▶ RECORDS SUPPLIED
=-=-=-=-=

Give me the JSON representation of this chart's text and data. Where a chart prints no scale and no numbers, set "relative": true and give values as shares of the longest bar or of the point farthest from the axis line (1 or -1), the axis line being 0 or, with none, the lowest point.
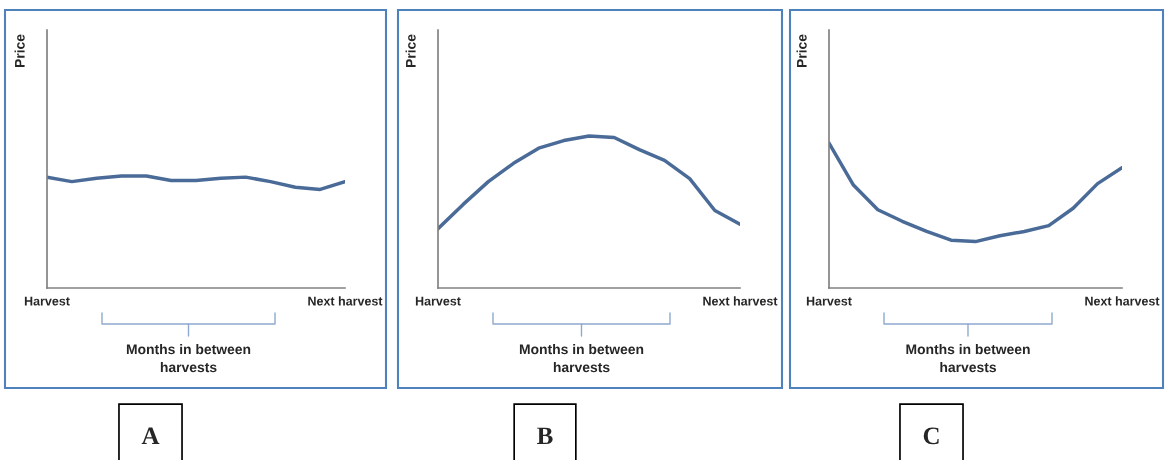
{
  "chart_data": [
    {
      "type": "line",
      "ylabel": "Price",
      "xlabel": "Months in between harvests",
      "relative": true,
      "tick_labels": "x",
      "categories": [
        "Harvest",
        null,
        null,
        null,
        null,
        null,
        null,
        null,
        null,
        null,
        null,
        null,
        "Next harvest"
      ],
      "series": [
        {
          "color": "#4a6b98",
          "values": [
            0.99,
            0.95,
            0.98,
            1,
            1,
            0.96,
            0.96,
            0.98,
            0.99,
            0.95,
            0.9,
            0.88,
            0.95
          ]
        }
      ],
      "annotations": [
        "A"
      ]
    },
    {
      "type": "line",
      "ylabel": "Price",
      "xlabel": "Months in between harvests",
      "relative": true,
      "tick_labels": "x",
      "categories": [
        "Harvest",
        null,
        null,
        null,
        null,
        null,
        null,
        null,
        null,
        null,
        null,
        null,
        "Next harvest"
      ],
      "series": [
        {
          "color": "#4a6b98",
          "values": [
            0.39,
            0.55,
            0.7,
            0.82,
            0.92,
            0.97,
            1,
            0.99,
            0.91,
            0.84,
            0.72,
            0.51,
            0.42
          ]
        }
      ],
      "annotations": [
        "B"
      ]
    },
    {
      "type": "line",
      "ylabel": "Price",
      "xlabel": "Months in between harvests",
      "relative": true,
      "tick_labels": "x",
      "categories": [
        "Harvest",
        null,
        null,
        null,
        null,
        null,
        null,
        null,
        null,
        null,
        null,
        null,
        "Next harvest"
      ],
      "series": [
        {
          "color": "#4a6b98",
          "values": [
            1,
            0.71,
            0.54,
            0.46,
            0.39,
            0.33,
            0.32,
            0.36,
            0.39,
            0.43,
            0.55,
            0.72,
            0.83
          ]
        }
      ],
      "annotations": [
        "C"
      ]
    }
  ]
}
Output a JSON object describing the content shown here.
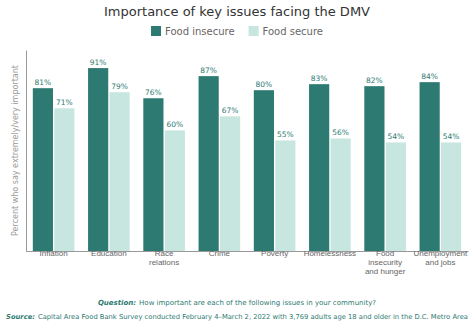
{
  "chart_data": {
    "type": "bar",
    "title": "Importance of key issues facing the DMV",
    "categories": [
      "Inflation",
      "Education",
      "Race\nrelations",
      "Crime",
      "Poverty",
      "Homelessness",
      "Food\ninsecurity\nand hunger",
      "Unemployment\nand jobs"
    ],
    "series": [
      {
        "name": "Food insecure",
        "color": "#2d7a72",
        "values": [
          81,
          91,
          76,
          87,
          80,
          83,
          82,
          84
        ],
        "value_labels": [
          "81%",
          "91%",
          "76%",
          "87%",
          "80%",
          "83%",
          "82%",
          "84%"
        ]
      },
      {
        "name": "Food secure",
        "color": "#c8e6e0",
        "values": [
          71,
          79,
          60,
          67,
          55,
          56,
          54,
          54
        ],
        "value_labels": [
          "71%",
          "79%",
          "60%",
          "67%",
          "55%",
          "56%",
          "54%",
          "54%"
        ]
      }
    ],
    "ylabel": "Percent who say extremely/very important",
    "ylim": [
      0,
      100
    ],
    "yticks": [],
    "tick_labels": "x",
    "data_labels": true,
    "legend": "top",
    "notes": [
      {
        "label": "Question:",
        "text": "How important are each of the following issues in your community?"
      },
      {
        "label": "Source:",
        "text": "Capital Area Food Bank Survey conducted February 4–March 2, 2022 with 3,769 adults age 18 and older in the D.C. Metro Area"
      }
    ]
  }
}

=-=-=-=-=

▶ GIVEN REQUEST
Write out exactly the lines from the one containing "Output a JSON" through the last line of the records above, both ends included, and leave out any pictures.

▶ SOLUTION TO THIS TASK
Output a JSON object describing the content shown here.
{
  "chart_data": {
    "type": "bar",
    "title": "Importance of key issues facing the DMV",
    "categories": [
      "Inflation",
      "Education",
      "Race\nrelations",
      "Crime",
      "Poverty",
      "Homelessness",
      "Food\ninsecurity\nand hunger",
      "Unemployment\nand jobs"
    ],
    "series": [
      {
        "name": "Food insecure",
        "color": "#2d7a72",
        "values": [
          81,
          91,
          76,
          87,
          80,
          83,
          82,
          84
        ],
        "value_labels": [
          "81%",
          "91%",
          "76%",
          "87%",
          "80%",
          "83%",
          "82%",
          "84%"
        ]
      },
      {
        "name": "Food secure",
        "color": "#c8e6e0",
        "values": [
          71,
          79,
          60,
          67,
          55,
          56,
          54,
          54
        ],
        "value_labels": [
          "71%",
          "79%",
          "60%",
          "67%",
          "55%",
          "56%",
          "54%",
          "54%"
        ]
      }
    ],
    "ylabel": "Percent who say extremely/very important",
    "ylim": [
      0,
      100
    ],
    "yticks": [],
    "tick_labels": "x",
    "data_labels": true,
    "legend": "top",
    "notes": [
      {
        "label": "Question:",
        "text": "How important are each of the following issues in your community?"
      },
      {
        "label": "Source:",
        "text": "Capital Area Food Bank Survey conducted February 4–March 2, 2022 with 3,769 adults age 18 and older in the D.C. Metro Area"
      }
    ]
  }
}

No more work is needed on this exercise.